● THE INPUT
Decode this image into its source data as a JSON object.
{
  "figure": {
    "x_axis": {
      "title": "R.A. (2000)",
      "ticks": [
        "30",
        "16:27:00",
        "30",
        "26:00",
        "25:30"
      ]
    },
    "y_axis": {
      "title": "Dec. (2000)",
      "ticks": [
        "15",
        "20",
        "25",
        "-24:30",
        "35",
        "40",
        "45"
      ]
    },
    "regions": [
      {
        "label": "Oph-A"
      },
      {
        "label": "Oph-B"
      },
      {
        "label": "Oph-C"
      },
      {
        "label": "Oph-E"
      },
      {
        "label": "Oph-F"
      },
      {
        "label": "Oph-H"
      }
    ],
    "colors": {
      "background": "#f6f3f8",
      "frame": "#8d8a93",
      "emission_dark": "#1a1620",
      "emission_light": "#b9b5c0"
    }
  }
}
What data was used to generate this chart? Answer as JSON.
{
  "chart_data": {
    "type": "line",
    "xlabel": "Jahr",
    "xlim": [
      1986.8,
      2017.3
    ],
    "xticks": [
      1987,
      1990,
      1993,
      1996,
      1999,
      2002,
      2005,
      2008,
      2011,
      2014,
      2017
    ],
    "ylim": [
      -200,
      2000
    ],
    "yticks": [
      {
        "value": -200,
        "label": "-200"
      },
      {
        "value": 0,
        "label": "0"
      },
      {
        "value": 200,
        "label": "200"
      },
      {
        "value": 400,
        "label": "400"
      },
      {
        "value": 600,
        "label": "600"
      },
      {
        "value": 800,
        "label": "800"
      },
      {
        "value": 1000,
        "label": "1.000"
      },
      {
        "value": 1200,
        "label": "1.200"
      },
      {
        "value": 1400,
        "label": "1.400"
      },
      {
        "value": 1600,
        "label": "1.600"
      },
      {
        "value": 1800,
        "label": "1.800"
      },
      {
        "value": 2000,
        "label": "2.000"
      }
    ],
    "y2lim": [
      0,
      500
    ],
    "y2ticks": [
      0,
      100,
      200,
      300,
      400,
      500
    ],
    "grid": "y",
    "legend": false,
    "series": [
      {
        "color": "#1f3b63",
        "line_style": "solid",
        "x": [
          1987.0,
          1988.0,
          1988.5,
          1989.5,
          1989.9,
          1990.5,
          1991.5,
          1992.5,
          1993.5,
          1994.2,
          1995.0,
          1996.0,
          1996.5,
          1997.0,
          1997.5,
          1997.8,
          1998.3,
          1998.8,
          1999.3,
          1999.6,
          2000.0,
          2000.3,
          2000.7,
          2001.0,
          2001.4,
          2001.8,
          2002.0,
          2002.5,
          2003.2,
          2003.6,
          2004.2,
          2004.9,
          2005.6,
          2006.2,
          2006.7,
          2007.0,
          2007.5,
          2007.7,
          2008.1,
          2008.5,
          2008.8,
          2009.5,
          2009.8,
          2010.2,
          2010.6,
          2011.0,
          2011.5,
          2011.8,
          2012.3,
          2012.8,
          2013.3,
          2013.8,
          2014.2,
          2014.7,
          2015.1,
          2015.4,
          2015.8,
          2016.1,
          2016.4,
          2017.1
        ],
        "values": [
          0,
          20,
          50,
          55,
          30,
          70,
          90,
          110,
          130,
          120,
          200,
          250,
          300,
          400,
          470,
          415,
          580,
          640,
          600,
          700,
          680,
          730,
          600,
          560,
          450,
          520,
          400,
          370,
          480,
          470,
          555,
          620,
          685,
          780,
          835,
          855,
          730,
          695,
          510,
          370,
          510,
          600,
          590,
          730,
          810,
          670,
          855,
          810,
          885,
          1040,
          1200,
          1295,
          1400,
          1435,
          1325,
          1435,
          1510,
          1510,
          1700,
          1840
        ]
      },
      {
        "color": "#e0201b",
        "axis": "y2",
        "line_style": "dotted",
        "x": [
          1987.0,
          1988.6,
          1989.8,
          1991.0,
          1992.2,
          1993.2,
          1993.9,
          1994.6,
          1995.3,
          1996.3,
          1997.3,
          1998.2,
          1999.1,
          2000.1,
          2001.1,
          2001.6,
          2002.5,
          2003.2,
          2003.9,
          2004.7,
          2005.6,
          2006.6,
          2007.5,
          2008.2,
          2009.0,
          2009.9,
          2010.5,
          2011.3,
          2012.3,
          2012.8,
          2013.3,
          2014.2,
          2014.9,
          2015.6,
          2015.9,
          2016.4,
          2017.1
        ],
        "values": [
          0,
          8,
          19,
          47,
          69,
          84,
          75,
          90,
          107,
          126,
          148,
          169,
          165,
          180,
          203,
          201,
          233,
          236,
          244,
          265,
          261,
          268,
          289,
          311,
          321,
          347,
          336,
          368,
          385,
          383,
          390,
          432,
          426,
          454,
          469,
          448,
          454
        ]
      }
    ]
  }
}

● PROBLEM STATEMENT
Restate each record word for word.

● FINAL RESULT
Decode this image into its source data as a JSON object.
{
  "figure": {
    "x_axis": {
      "title": "R.A. (2000)",
      "ticks": [
        "30",
        "16:27:00",
        "30",
        "26:00",
        "25:30"
      ]
    },
    "y_axis": {
      "title": "Dec. (2000)",
      "ticks": [
        "15",
        "20",
        "25",
        "-24:30",
        "35",
        "40",
        "45"
      ]
    },
    "regions": [
      {
        "label": "Oph-A"
      },
      {
        "label": "Oph-B"
      },
      {
        "label": "Oph-C"
      },
      {
        "label": "Oph-E"
      },
      {
        "label": "Oph-F"
      },
      {
        "label": "Oph-H"
      }
    ],
    "colors": {
      "background": "#f6f3f8",
      "frame": "#8d8a93",
      "emission_dark": "#1a1620",
      "emission_light": "#b9b5c0"
    }
  }
}
What data was used to generate this chart? Answer as JSON.
{
  "chart_data": {
    "type": "line",
    "xlabel": "Jahr",
    "xlim": [
      1986.8,
      2017.3
    ],
    "xticks": [
      1987,
      1990,
      1993,
      1996,
      1999,
      2002,
      2005,
      2008,
      2011,
      2014,
      2017
    ],
    "ylim": [
      -200,
      2000
    ],
    "yticks": [
      {
        "value": -200,
        "label": "-200"
      },
      {
        "value": 0,
        "label": "0"
      },
      {
        "value": 200,
        "label": "200"
      },
      {
        "value": 400,
        "label": "400"
      },
      {
        "value": 600,
        "label": "600"
      },
      {
        "value": 800,
        "label": "800"
      },
      {
        "value": 1000,
        "label": "1.000"
      },
      {
        "value": 1200,
        "label": "1.200"
      },
      {
        "value": 1400,
        "label": "1.400"
      },
      {
        "value": 1600,
        "label": "1.600"
      },
      {
        "value": 1800,
        "label": "1.800"
      },
      {
        "value": 2000,
        "label": "2.000"
      }
    ],
    "y2lim": [
      0,
      500
    ],
    "y2ticks": [
      0,
      100,
      200,
      300,
      400,
      500
    ],
    "grid": "y",
    "legend": false,
    "series": [
      {
        "color": "#1f3b63",
        "line_style": "solid",
        "x": [
          1987.0,
          1988.0,
          1988.5,
          1989.5,
          1989.9,
          1990.5,
          1991.5,
          1992.5,
          1993.5,
          1994.2,
          1995.0,
          1996.0,
          1996.5,
          1997.0,
          1997.5,
          1997.8,
          1998.3,
          1998.8,
          1999.3,
          1999.6,
          2000.0,
          2000.3,
          2000.7,
          2001.0,
          2001.4,
          2001.8,
          2002.0,
          2002.5,
          2003.2,
          2003.6,
          2004.2,
          2004.9,
          2005.6,
          2006.2,
          2006.7,
          2007.0,
          2007.5,
          2007.7,
          2008.1,
          2008.5,
          2008.8,
          2009.5,
          2009.8,
          2010.2,
          2010.6,
          2011.0,
          2011.5,
          2011.8,
          2012.3,
          2012.8,
          2013.3,
          2013.8,
          2014.2,
          2014.7,
          2015.1,
          2015.4,
          2015.8,
          2016.1,
          2016.4,
          2017.1
        ],
        "values": [
          0,
          20,
          50,
          55,
          30,
          70,
          90,
          110,
          130,
          120,
          200,
          250,
          300,
          400,
          470,
          415,
          580,
          640,
          600,
          700,
          680,
          730,
          600,
          560,
          450,
          520,
          400,
          370,
          480,
          470,
          555,
          620,
          685,
          780,
          835,
          855,
          730,
          695,
          510,
          370,
          510,
          600,
          590,
          730,
          810,
          670,
          855,
          810,
          885,
          1040,
          1200,
          1295,
          1400,
          1435,
          1325,
          1435,
          1510,
          1510,
          1700,
          1840
        ]
      },
      {
        "color": "#e0201b",
        "axis": "y2",
        "line_style": "dotted",
        "x": [
          1987.0,
          1988.6,
          1989.8,
          1991.0,
          1992.2,
          1993.2,
          1993.9,
          1994.6,
          1995.3,
          1996.3,
          1997.3,
          1998.2,
          1999.1,
          2000.1,
          2001.1,
          2001.6,
          2002.5,
          2003.2,
          2003.9,
          2004.7,
          2005.6,
          2006.6,
          2007.5,
          2008.2,
          2009.0,
          2009.9,
          2010.5,
          2011.3,
          2012.3,
          2012.8,
          2013.3,
          2014.2,
          2014.9,
          2015.6,
          2015.9,
          2016.4,
          2017.1
        ],
        "values": [
          0,
          8,
          19,
          47,
          69,
          84,
          75,
          90,
          107,
          126,
          148,
          169,
          165,
          180,
          203,
          201,
          233,
          236,
          244,
          265,
          261,
          268,
          289,
          311,
          321,
          347,
          336,
          368,
          385,
          383,
          390,
          432,
          426,
          454,
          469,
          448,
          454
        ]
      }
    ]
  }
}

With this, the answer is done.